Convert every line of the records below into a Markdown table with the columns "Row" and "Line text", one row per line, numbered in order, skipping blank lines and leaving out the pictures.
# Given data start
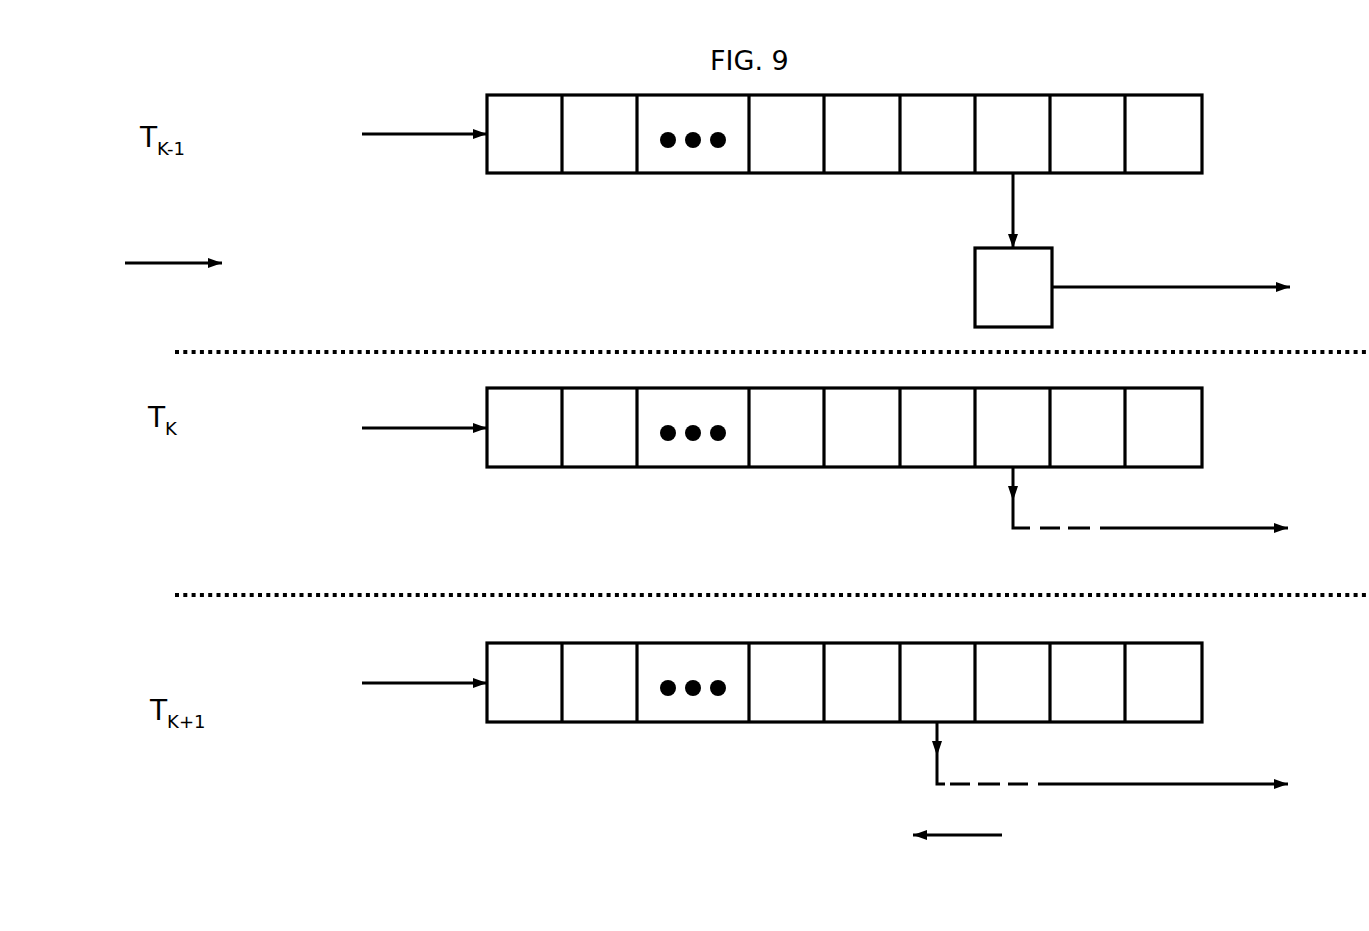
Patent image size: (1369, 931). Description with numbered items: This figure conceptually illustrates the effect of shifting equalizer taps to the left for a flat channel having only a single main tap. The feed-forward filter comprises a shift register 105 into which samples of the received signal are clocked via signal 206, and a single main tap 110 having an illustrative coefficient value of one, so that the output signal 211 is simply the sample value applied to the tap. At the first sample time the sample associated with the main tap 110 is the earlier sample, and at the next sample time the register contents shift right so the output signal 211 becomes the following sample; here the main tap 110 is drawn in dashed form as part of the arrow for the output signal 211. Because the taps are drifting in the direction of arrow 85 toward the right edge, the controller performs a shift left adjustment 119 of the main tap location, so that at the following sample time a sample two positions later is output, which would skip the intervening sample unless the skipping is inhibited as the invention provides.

The arrow 85 is at (187, 275).
The shift register 105 is at (500, 187).
The main tap 110 is at (965, 287).
The shift left adjustment 119 is at (900, 823).
The signal 206 is at (387, 148).
The output signal 211 is at (1240, 270).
# Given data end
Task output:
| Row | Line text |
|---|---|
| 1 | Patent image size: (1369, 931). Description with numbered items: This figure conceptually illustrates the effect of shifting equalizer taps to the left for a flat channel having only a single main tap. The feed-forward filter comprises a shift register 105 into which samples of the received signal are clocked via signal 206, and a single main tap 110 having an illustrative coefficient value of one, so that the output signal 211 is simply the sample value applied to the tap. At the first sample time the sample associated with the main tap 110 is the earlier sample, and at the next sample time the register contents shift right so the output signal 211 becomes the following sample; here the main tap 110 is drawn in dashed form as part of the arrow for the output signal 211. Because the taps are drifting in the direction of arrow 85 toward the right edge, the controller performs a shift left adjustment 119 of the main tap location, so that at the following sample time a sample two positions later is output, which would skip the intervening sample unless the skipping is inhibited as the invention provides. |
| 2 | The arrow 85 is at (187, 275). |
| 3 | The shift register 105 is at (500, 187). |
| 4 | The main tap 110 is at (965, 287). |
| 5 | The shift left adjustment 119 is at (900, 823). |
| 6 | The signal 206 is at (387, 148). |
| 7 | The output signal 211 is at (1240, 270). |